Stated task |
Reproduce every entry that follows word for word, but omit the images.

=-=-=-=-=

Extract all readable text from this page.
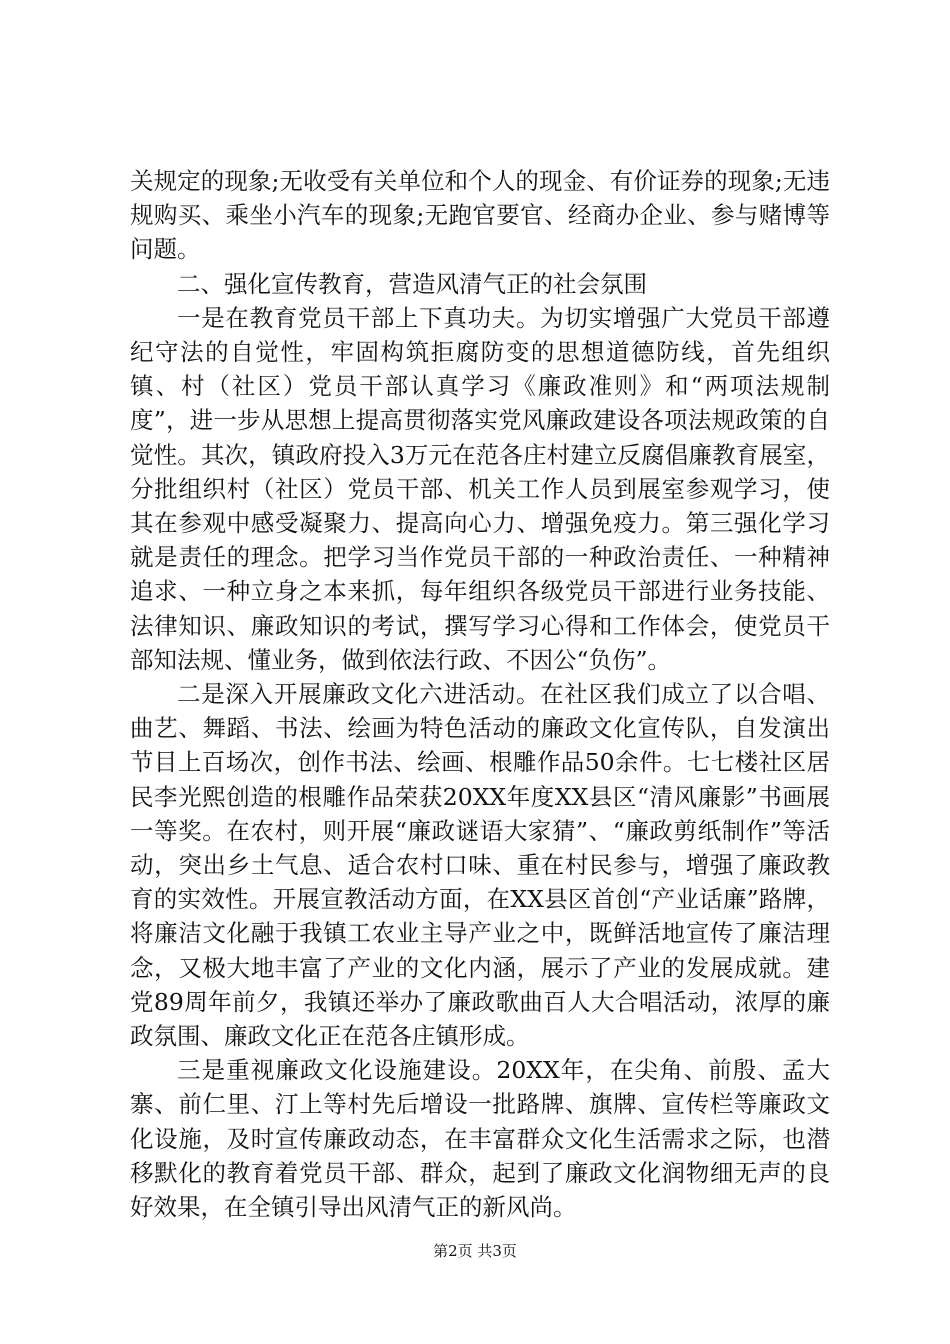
关规定的现象;无收受有关单位和个人的现金、有价证券的现象;无违规购买、乘坐小汽车的现象;无跑官要官、经商办企业、参与赌博等问题。

二、强化宣传教育，营造风清气正的社会氛围

一是在教育党员干部上下真功夫。为切实增强广大党员干部遵纪守法的自觉性，牢固构筑拒腐防变的思想道德防线，首先组织镇、村（社区）党员干部认真学习《廉政准则》和“两项法规制度”，进一步从思想上提高贯彻落实党风廉政建设各项法规政策的自觉性。其次，镇政府投入3万元在范各庄村建立反腐倡廉教育展室，分批组织村（社区）党员干部、机关工作人员到展室参观学习，使其在参观中感受凝聚力、提高向心力、增强免疫力。第三强化学习就是责任的理念。把学习当作党员干部的一种政治责任、一种精神追求、一种立身之本来抓，每年组织各级党员干部进行业务技能、法律知识、廉政知识的考试，撰写学习心得和工作体会，使党员干部知法规、懂业务，做到依法行政、不因公“负伤”。

二是深入开展廉政文化六进活动。在社区我们成立了以合唱、曲艺、舞蹈、书法、绘画为特色活动的廉政文化宣传队，自发演出节目上百场次，创作书法、绘画、根雕作品50余件。七七楼社区居民李光熙创造的根雕作品荣获20XX年度XX县区“清风廉影”书画展一等奖。在农村，则开展“廉政谜语大家猜”、“廉政剪纸制作”等活动，突出乡土气息、适合农村口味、重在村民参与，增强了廉政教育的实效性。开展宣教活动方面，在XX县区首创“产业话廉”路牌，将廉洁文化融于我镇工农业主导产业之中，既鲜活地宣传了廉洁理念，又极大地丰富了产业的文化内涵，展示了产业的发展成就。建党89周年前夕，我镇还举办了廉政歌曲百人大合唱活动，浓厚的廉政氛围、廉政文化正在范各庄镇形成。

三是重视廉政文化设施建设。20XX年，在尖角、前殷、孟大寨、前仁里、汀上等村先后增设一批路牌、旗牌、宣传栏等廉政文化设施，及时宣传廉政动态，在丰富群众文化生活需求之际，也潜移默化的教育着党员干部、群众，起到了廉政文化润物细无声的良好效果，在全镇引导出风清气正的新风尚。

第2页 共3页
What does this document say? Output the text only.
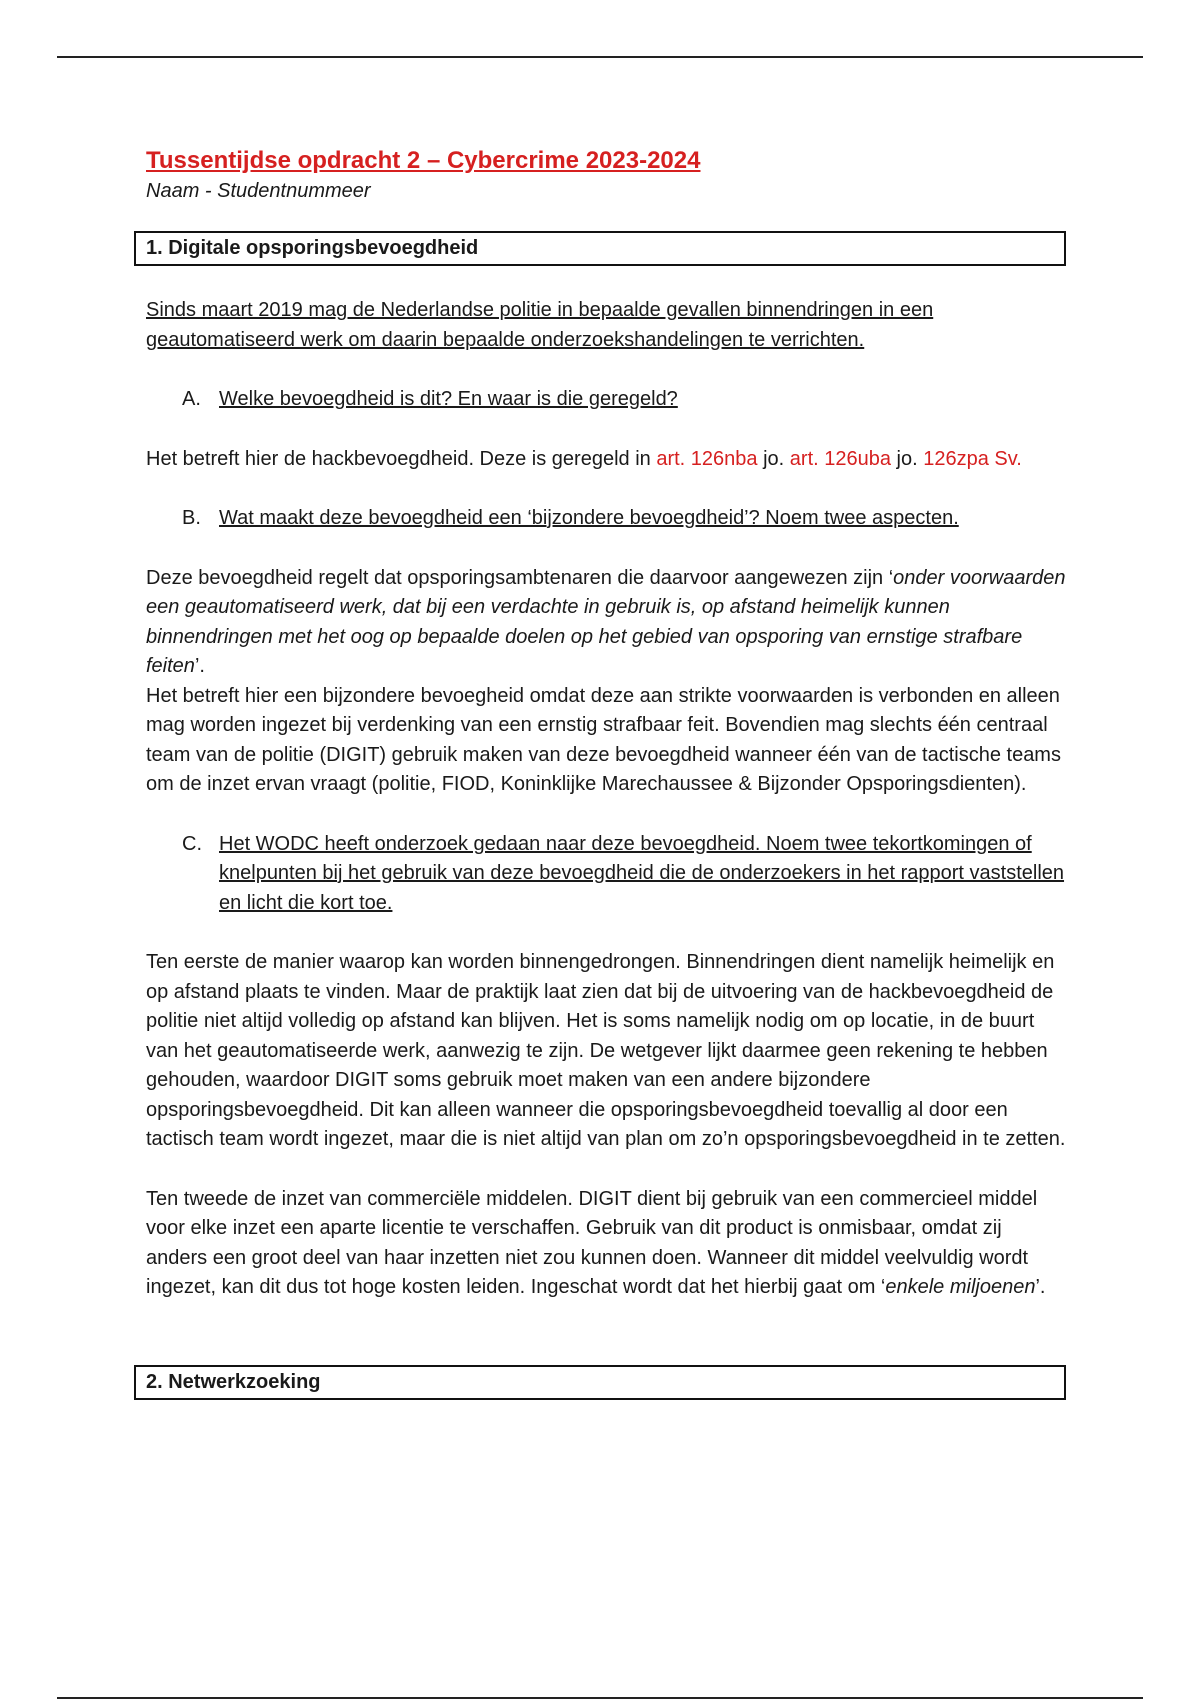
Tussentijdse opdracht 2 – Cybercrime 2023-2024

Naam - Studentnummeer

1. Digitale opsporingsbevoegdheid

Sinds maart 2019 mag de Nederlandse politie in bepaalde gevallen binnendringen in een geautomatiseerd werk om daarin bepaalde onderzoekshandelingen te verrichten.

A. Welke bevoegdheid is dit? En waar is die geregeld?

Het betreft hier de hackbevoegdheid. Deze is geregeld in art. 126nba jo. art. 126uba jo. 126zpa Sv.

B. Wat maakt deze bevoegdheid een ‘bijzondere bevoegdheid’? Noem twee aspecten.

Deze bevoegdheid regelt dat opsporingsambtenaren die daarvoor aangewezen zijn ‘onder voorwaarden een geautomatiseerd werk, dat bij een verdachte in gebruik is, op afstand heimelijk kunnen binnendringen met het oog op bepaalde doelen op het gebied van opsporing van ernstige strafbare feiten’.

Het betreft hier een bijzondere bevoegheid omdat deze aan strikte voorwaarden is verbonden en alleen mag worden ingezet bij verdenking van een ernstig strafbaar feit. Bovendien mag slechts één centraal team van de politie (DIGIT) gebruik maken van deze bevoegdheid wanneer één van de tactische teams om de inzet ervan vraagt (politie, FIOD, Koninklijke Marechaussee & Bijzonder Opsporingsdienten).

C. Het WODC heeft onderzoek gedaan naar deze bevoegdheid. Noem twee tekortkomingen of knelpunten bij het gebruik van deze bevoegdheid die de onderzoekers in het rapport vaststellen en licht die kort toe.

Ten eerste de manier waarop kan worden binnengedrongen. Binnendringen dient namelijk heimelijk en op afstand plaats te vinden. Maar de praktijk laat zien dat bij de uitvoering van de hackbevoegdheid de politie niet altijd volledig op afstand kan blijven. Het is soms namelijk nodig om op locatie, in de buurt van het geautomatiseerde werk, aanwezig te zijn. De wetgever lijkt daarmee geen rekening te hebben gehouden, waardoor DIGIT soms gebruik moet maken van een andere bijzondere opsporingsbevoegdheid. Dit kan alleen wanneer die opsporingsbevoegdheid toevallig al door een tactisch team wordt ingezet, maar die is niet altijd van plan om zo’n opsporingsbevoegdheid in te zetten.

Ten tweede de inzet van commerciële middelen. DIGIT dient bij gebruik van een commercieel middel voor elke inzet een aparte licentie te verschaffen. Gebruik van dit product is onmisbaar, omdat zij anders een groot deel van haar inzetten niet zou kunnen doen. Wanneer dit middel veelvuldig wordt ingezet, kan dit dus tot hoge kosten leiden. Ingeschat wordt dat het hierbij gaat om ‘enkele miljoenen’.

2. Netwerkzoeking
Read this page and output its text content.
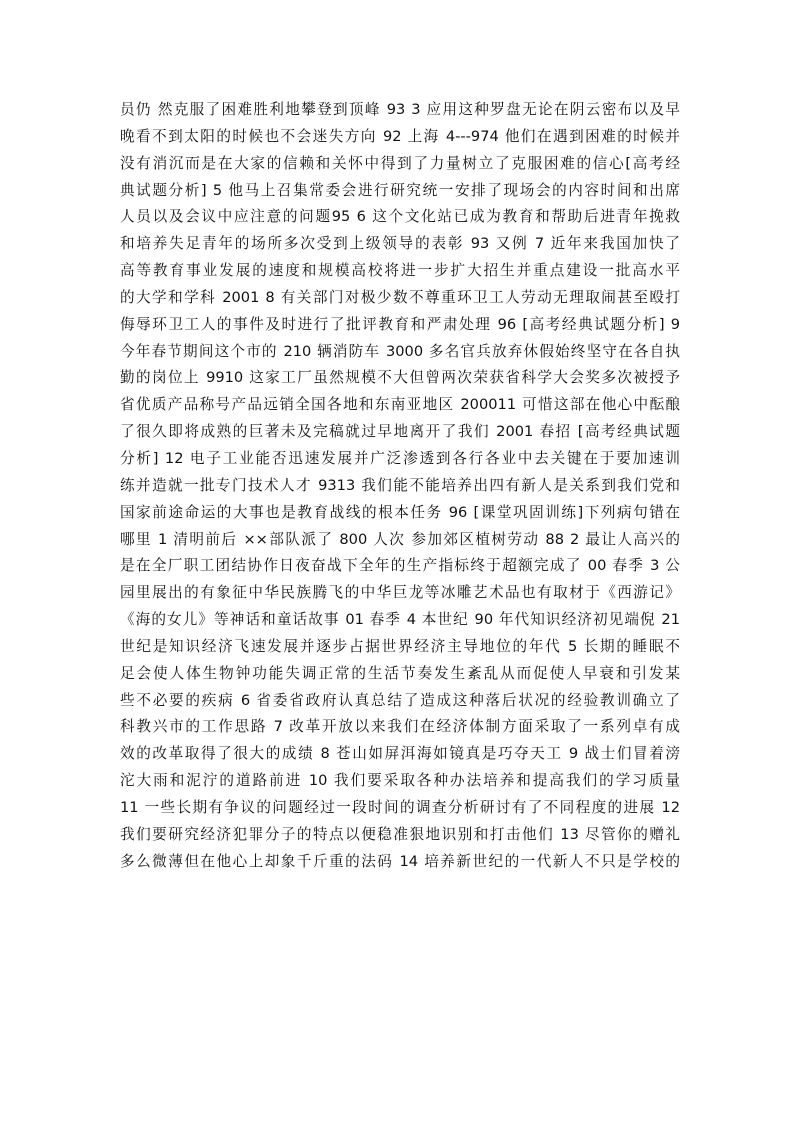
员仍 然克服了困难胜利地攀登到顶峰 93 3 应用这种罗盘无论在阴云密布以及早
晚看不到太阳的时候也不会迷失方向 92 上海 4---974 他们在遇到困难的时候并
没有消沉而是在大家的信赖和关怀中得到了力量树立了克服困难的信心[高考经
典试题分析] 5 他马上召集常委会进行研究统一安排了现场会的内容时间和出席
人员以及会议中应注意的问题95 6 这个文化站已成为教育和帮助后进青年挽救
和培养失足青年的场所多次受到上级领导的表彰 93 又例 7 近年来我国加快了
高等教育事业发展的速度和规模高校将进一步扩大招生并重点建设一批高水平
的大学和学科 2001 8 有关部门对极少数不尊重环卫工人劳动无理取闹甚至殴打
侮辱环卫工人的事件及时进行了批评教育和严肃处理 96 [高考经典试题分析] 9
今年春节期间这个市的 210 辆消防车 3000 多名官兵放弃休假始终坚守在各自执
勤的岗位上 9910 这家工厂虽然规模不大但曾两次荣获省科学大会奖多次被授予
省优质产品称号产品远销全国各地和东南亚地区 200011 可惜这部在他心中酝酿
了很久即将成熟的巨著未及完稿就过早地离开了我们 2001 春招 [高考经典试题
分析] 12 电子工业能否迅速发展并广泛渗透到各行各业中去关键在于要加速训
练并造就一批专门技术人才 9313 我们能不能培养出四有新人是关系到我们党和
国家前途命运的大事也是教育战线的根本任务 96 [课堂巩固训练]下列病句错在
哪里 1 清明前后 ××部队派了 800 人次 参加郊区植树劳动 88 2 最让人高兴的
是在全厂职工团结协作日夜奋战下全年的生产指标终于超额完成了 00 春季 3 公
园里展出的有象征中华民族腾飞的中华巨龙等冰雕艺术品也有取材于《西游记》
《海的女儿》等神话和童话故事 01 春季 4 本世纪 90 年代知识经济初见端倪 21
世纪是知识经济飞速发展并逐步占据世界经济主导地位的年代 5 长期的睡眠不
足会使人体生物钟功能失调正常的生活节奏发生紊乱从而促使人早衰和引发某
些不必要的疾病 6 省委省政府认真总结了造成这种落后状况的经验教训确立了
科教兴市的工作思路 7 改革开放以来我们在经济体制方面采取了一系列卓有成
效的改革取得了很大的成绩 8 苍山如屏洱海如镜真是巧夺天工 9 战士们冒着滂
沱大雨和泥泞的道路前进 10 我们要采取各种办法培养和提高我们的学习质量
11 一些长期有争议的问题经过一段时间的调查分析研讨有了不同程度的进展 12
我们要研究经济犯罪分子的特点以便稳准狠地识别和打击他们 13 尽管你的赠礼
多么微薄但在他心上却象千斤重的法码 14 培养新世纪的一代新人不只是学校的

=-=-=-=-=

Exercise answer |
Extract all readable text from this page.
关规定的现象;无收受有关单位和个人的现金、有价证券的现象;无违规购买、乘坐小汽车的现象;无跑官要官、经商办企业、参与赌博等问题。

二、强化宣传教育，营造风清气正的社会氛围

一是在教育党员干部上下真功夫。为切实增强广大党员干部遵纪守法的自觉性，牢固构筑拒腐防变的思想道德防线，首先组织镇、村（社区）党员干部认真学习《廉政准则》和“两项法规制度”，进一步从思想上提高贯彻落实党风廉政建设各项法规政策的自觉性。其次，镇政府投入3万元在范各庄村建立反腐倡廉教育展室，分批组织村（社区）党员干部、机关工作人员到展室参观学习，使其在参观中感受凝聚力、提高向心力、增强免疫力。第三强化学习就是责任的理念。把学习当作党员干部的一种政治责任、一种精神追求、一种立身之本来抓，每年组织各级党员干部进行业务技能、法律知识、廉政知识的考试，撰写学习心得和工作体会，使党员干部知法规、懂业务，做到依法行政、不因公“负伤”。

二是深入开展廉政文化六进活动。在社区我们成立了以合唱、曲艺、舞蹈、书法、绘画为特色活动的廉政文化宣传队，自发演出节目上百场次，创作书法、绘画、根雕作品50余件。七七楼社区居民李光熙创造的根雕作品荣获20XX年度XX县区“清风廉影”书画展一等奖。在农村，则开展“廉政谜语大家猜”、“廉政剪纸制作”等活动，突出乡土气息、适合农村口味、重在村民参与，增强了廉政教育的实效性。开展宣教活动方面，在XX县区首创“产业话廉”路牌，将廉洁文化融于我镇工农业主导产业之中，既鲜活地宣传了廉洁理念，又极大地丰富了产业的文化内涵，展示了产业的发展成就。建党89周年前夕，我镇还举办了廉政歌曲百人大合唱活动，浓厚的廉政氛围、廉政文化正在范各庄镇形成。

三是重视廉政文化设施建设。20XX年，在尖角、前殷、孟大寨、前仁里、汀上等村先后增设一批路牌、旗牌、宣传栏等廉政文化设施，及时宣传廉政动态，在丰富群众文化生活需求之际，也潜移默化的教育着党员干部、群众，起到了廉政文化润物细无声的良好效果，在全镇引导出风清气正的新风尚。

第2页 共3页
What does this document say? Output the text only.
Tussentijdse opdracht 2 – Cybercrime 2023-2024

Naam - Studentnummeer

1. Digitale opsporingsbevoegdheid

Sinds maart 2019 mag de Nederlandse politie in bepaalde gevallen binnendringen in een geautomatiseerd werk om daarin bepaalde onderzoekshandelingen te verrichten.

A. Welke bevoegdheid is dit? En waar is die geregeld?

Het betreft hier de hackbevoegdheid. Deze is geregeld in art. 126nba jo. art. 126uba jo. 126zpa Sv.

B. Wat maakt deze bevoegdheid een ‘bijzondere bevoegdheid’? Noem twee aspecten.

Deze bevoegdheid regelt dat opsporingsambtenaren die daarvoor aangewezen zijn ‘onder voorwaarden een geautomatiseerd werk, dat bij een verdachte in gebruik is, op afstand heimelijk kunnen binnendringen met het oog op bepaalde doelen op het gebied van opsporing van ernstige strafbare feiten’.

Het betreft hier een bijzondere bevoegheid omdat deze aan strikte voorwaarden is verbonden en alleen mag worden ingezet bij verdenking van een ernstig strafbaar feit. Bovendien mag slechts één centraal team van de politie (DIGIT) gebruik maken van deze bevoegdheid wanneer één van de tactische teams om de inzet ervan vraagt (politie, FIOD, Koninklijke Marechaussee & Bijzonder Opsporingsdienten).

C. Het WODC heeft onderzoek gedaan naar deze bevoegdheid. Noem twee tekortkomingen of knelpunten bij het gebruik van deze bevoegdheid die de onderzoekers in het rapport vaststellen en licht die kort toe.

Ten eerste de manier waarop kan worden binnengedrongen. Binnendringen dient namelijk heimelijk en op afstand plaats te vinden. Maar de praktijk laat zien dat bij de uitvoering van de hackbevoegdheid de politie niet altijd volledig op afstand kan blijven. Het is soms namelijk nodig om op locatie, in de buurt van het geautomatiseerde werk, aanwezig te zijn. De wetgever lijkt daarmee geen rekening te hebben gehouden, waardoor DIGIT soms gebruik moet maken van een andere bijzondere opsporingsbevoegdheid. Dit kan alleen wanneer die opsporingsbevoegdheid toevallig al door een tactisch team wordt ingezet, maar die is niet altijd van plan om zo’n opsporingsbevoegdheid in te zetten.

Ten tweede de inzet van commerciële middelen. DIGIT dient bij gebruik van een commercieel middel voor elke inzet een aparte licentie te verschaffen. Gebruik van dit product is onmisbaar, omdat zij anders een groot deel van haar inzetten niet zou kunnen doen. Wanneer dit middel veelvuldig wordt ingezet, kan dit dus tot hoge kosten leiden. Ingeschat wordt dat het hierbij gaat om ‘enkele miljoenen’.

2. Netwerkzoeking
Read this page and output its text content.
员仍 然克服了困难胜利地攀登到顶峰 93 3 应用这种罗盘无论在阴云密布以及早
晚看不到太阳的时候也不会迷失方向 92 上海 4---974 他们在遇到困难的时候并
没有消沉而是在大家的信赖和关怀中得到了力量树立了克服困难的信心[高考经
典试题分析] 5 他马上召集常委会进行研究统一安排了现场会的内容时间和出席
人员以及会议中应注意的问题95 6 这个文化站已成为教育和帮助后进青年挽救
和培养失足青年的场所多次受到上级领导的表彰 93 又例 7 近年来我国加快了
高等教育事业发展的速度和规模高校将进一步扩大招生并重点建设一批高水平
的大学和学科 2001 8 有关部门对极少数不尊重环卫工人劳动无理取闹甚至殴打
侮辱环卫工人的事件及时进行了批评教育和严肃处理 96 [高考经典试题分析] 9
今年春节期间这个市的 210 辆消防车 3000 多名官兵放弃休假始终坚守在各自执
勤的岗位上 9910 这家工厂虽然规模不大但曾两次荣获省科学大会奖多次被授予
省优质产品称号产品远销全国各地和东南亚地区 200011 可惜这部在他心中酝酿
了很久即将成熟的巨著未及完稿就过早地离开了我们 2001 春招 [高考经典试题
分析] 12 电子工业能否迅速发展并广泛渗透到各行各业中去关键在于要加速训
练并造就一批专门技术人才 9313 我们能不能培养出四有新人是关系到我们党和
国家前途命运的大事也是教育战线的根本任务 96 [课堂巩固训练]下列病句错在
哪里 1 清明前后 ××部队派了 800 人次 参加郊区植树劳动 88 2 最让人高兴的
是在全厂职工团结协作日夜奋战下全年的生产指标终于超额完成了 00 春季 3 公
园里展出的有象征中华民族腾飞的中华巨龙等冰雕艺术品也有取材于《西游记》
《海的女儿》等神话和童话故事 01 春季 4 本世纪 90 年代知识经济初见端倪 21
世纪是知识经济飞速发展并逐步占据世界经济主导地位的年代 5 长期的睡眠不
足会使人体生物钟功能失调正常的生活节奏发生紊乱从而促使人早衰和引发某
些不必要的疾病 6 省委省政府认真总结了造成这种落后状况的经验教训确立了
科教兴市的工作思路 7 改革开放以来我们在经济体制方面采取了一系列卓有成
效的改革取得了很大的成绩 8 苍山如屏洱海如镜真是巧夺天工 9 战士们冒着滂
沱大雨和泥泞的道路前进 10 我们要采取各种办法培养和提高我们的学习质量
11 一些长期有争议的问题经过一段时间的调查分析研讨有了不同程度的进展 12
我们要研究经济犯罪分子的特点以便稳准狠地识别和打击他们 13 尽管你的赠礼
多么微薄但在他心上却象千斤重的法码 14 培养新世纪的一代新人不只是学校的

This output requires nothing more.